Падеж. В современном французском падеж у существительных отсутствует, а в старофранцузском в нём было два падежа – субъектный и объектный. В современном немецком четыре падежа – именительный, родительный, дательный и винительный, а до X в. в нём был ещё и пятый падеж – творительный. В современном английском у существительного два падежа – именительный и притяжательный, а до XVI в. в нём было четыре падежа – именительный, родительный, дательный и винительный.

Субъектный падеж в старофранцузском употреблялся в роли подлежащего, а объектный – в роли дополнения. Показателем последнего была флексия «-s», но уже и тогда она употреблялась нерегулярно, что и способствовало её утрате. Творительный падеж в немецком был поглощён дательным. В свою очередь в английском формы именительного, дательного и винительного совпали, а форма родительного (притяжательного) сохранилась лишь в препозиции к существительному (Jrene's lips «губы Ирэн»).

Таким образом, французский утратил флексийные род, число и падеж, сохранив артиклевые род и число; немецкий утратил только флексийный род и сократил число падежей с пяти до четырёх и английский утратил флексийный род, артиклевое мн. ч. и сократил число падежей с четырёх до двух (ср. с русским, где были утрачены формы вокатива: Сестро! Друже! Сынку!).

32. ДИАХРОНИЧЕСКИЙ СИНТАКСИС. ОСНОВНЫЕ СТУПЕНИ СИНТАКСИЧЕСКОЙ ЭВОЛЮЦИИ ЯЗЫКА

Слово «эволюция» восходит к латинскому evolitio (развёртываю, развиваю). Развёртывается, развивается в этом мире всё – физиосфера, биосфера, психика и культура. В культуру входит язык. Следовательно, понятие эволюции применимо и к языку. Применимо оно и к составляющим его системам, включая синтаксическую. В этом случае мы говорим о синтаксической эволюции.

——————

** ЗАДАНИЯ ДЛЯ ВЫПОЛНЕНИЯ **
a – Верните из текста о падежах фрагмент от слов «Субъектный падеж в» до слов «Сестро! Друже! Сынку!).» включительно.
b – Каким падежом был поглощён творительный падеж в немецком, согласно тексту о падежах?
Строки здесь ни для чего не нужны.

——————

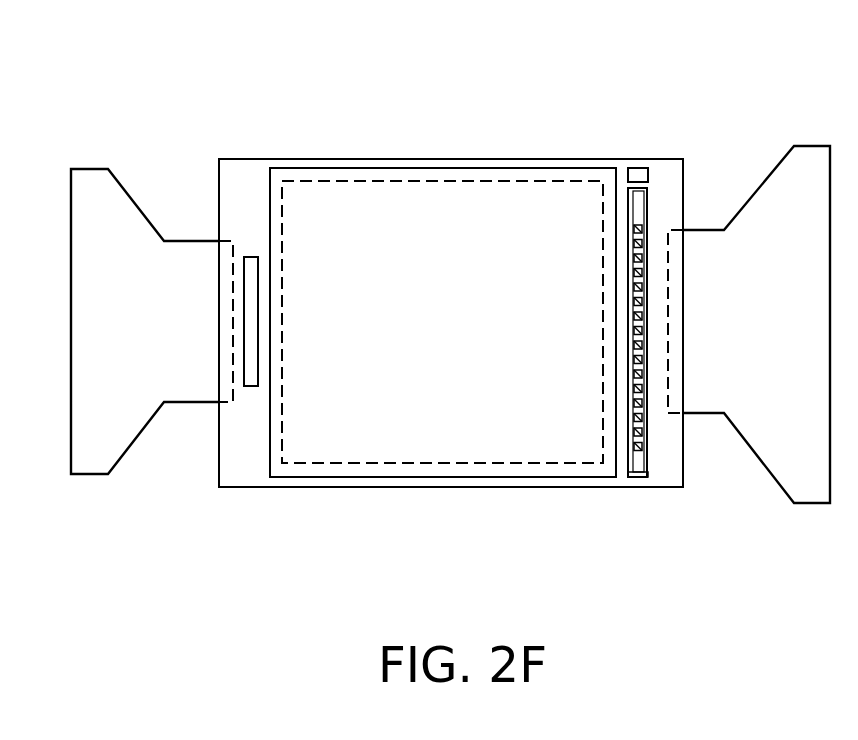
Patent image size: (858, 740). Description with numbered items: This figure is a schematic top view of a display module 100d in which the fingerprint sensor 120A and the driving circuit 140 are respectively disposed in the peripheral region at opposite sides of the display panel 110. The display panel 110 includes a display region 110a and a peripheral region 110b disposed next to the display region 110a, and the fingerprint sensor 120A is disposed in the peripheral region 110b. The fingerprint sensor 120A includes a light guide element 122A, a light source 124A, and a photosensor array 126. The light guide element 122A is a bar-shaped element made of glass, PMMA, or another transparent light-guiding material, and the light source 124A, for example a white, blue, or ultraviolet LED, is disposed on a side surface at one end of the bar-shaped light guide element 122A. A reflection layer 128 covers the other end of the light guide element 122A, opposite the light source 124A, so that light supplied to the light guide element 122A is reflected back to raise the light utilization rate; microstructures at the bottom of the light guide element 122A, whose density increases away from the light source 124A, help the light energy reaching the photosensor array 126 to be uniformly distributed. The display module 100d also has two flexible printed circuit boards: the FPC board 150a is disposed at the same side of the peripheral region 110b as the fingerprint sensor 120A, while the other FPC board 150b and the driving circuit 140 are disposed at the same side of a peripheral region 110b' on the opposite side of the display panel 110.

The display module 100d is at (573, 134).
The display panel 110 is at (430, 193).
The display region 110a is at (507, 180).
The peripheral region 110b' is at (250, 238).
The peripheral region 110b is at (672, 404).
The fingerprint sensor 120A is at (747, 54).
The light guide element 122A is at (637, 202).
The light source 124A is at (638, 175).
The photosensor array 126 is at (647, 227).
The reflection layer 128 is at (638, 477).
The driving circuit 140 is at (249, 378).
The flexible printed circuit board 150a is at (817, 155).
The flexible printed circuit board 150b is at (89, 192).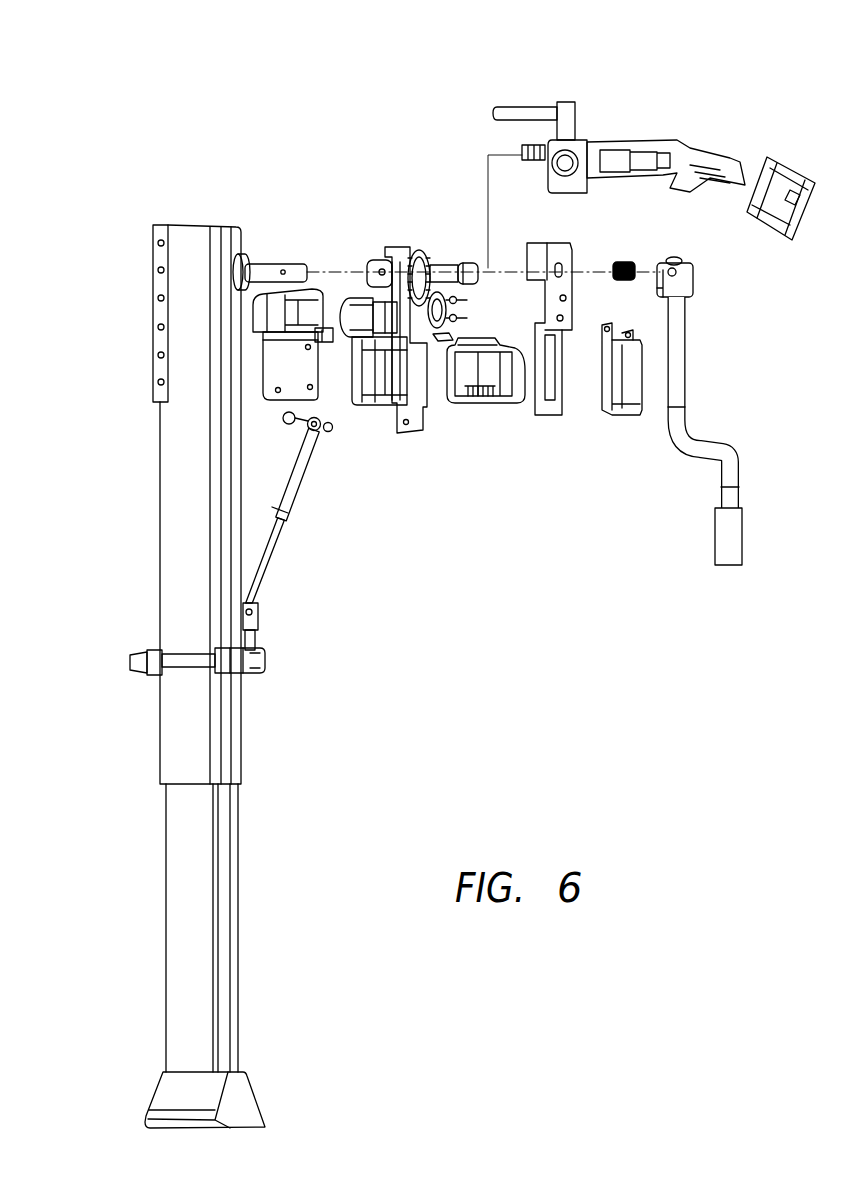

——————

** РЕЗУЛЬТАТЫ ВЫПОЛНЕНИЯ **
a –
Субъектный падеж в старофранцузском употреблялся в роли подлежащего, а объектный – в роли дополнения. Показателем последнего была флексия «-s», но уже и тогда она употреблялась нерегулярно, что и способствовало её утрате. Творительный падеж в немецком был поглощён дательным. В свою очередь в английском формы именительного, дательного и винительного совпали, а форма родительного (притяжательного) сохранилась лишь в препозиции к существительному (Jrene's lips «губы Ирэн»).

Таким образом, французский утратил флексийные род, число и падеж, сохранив артиклевые род и число; немецкий утратил только флексийный род и сократил число падежей с пяти до четырёх и английский утратил флексийный род, артиклевое мн. ч. и сократил число падежей с четырёх до двух (ср. с русским, где были утрачены формы вокатива: Сестро! Друже! Сынку!).

b – Дательным.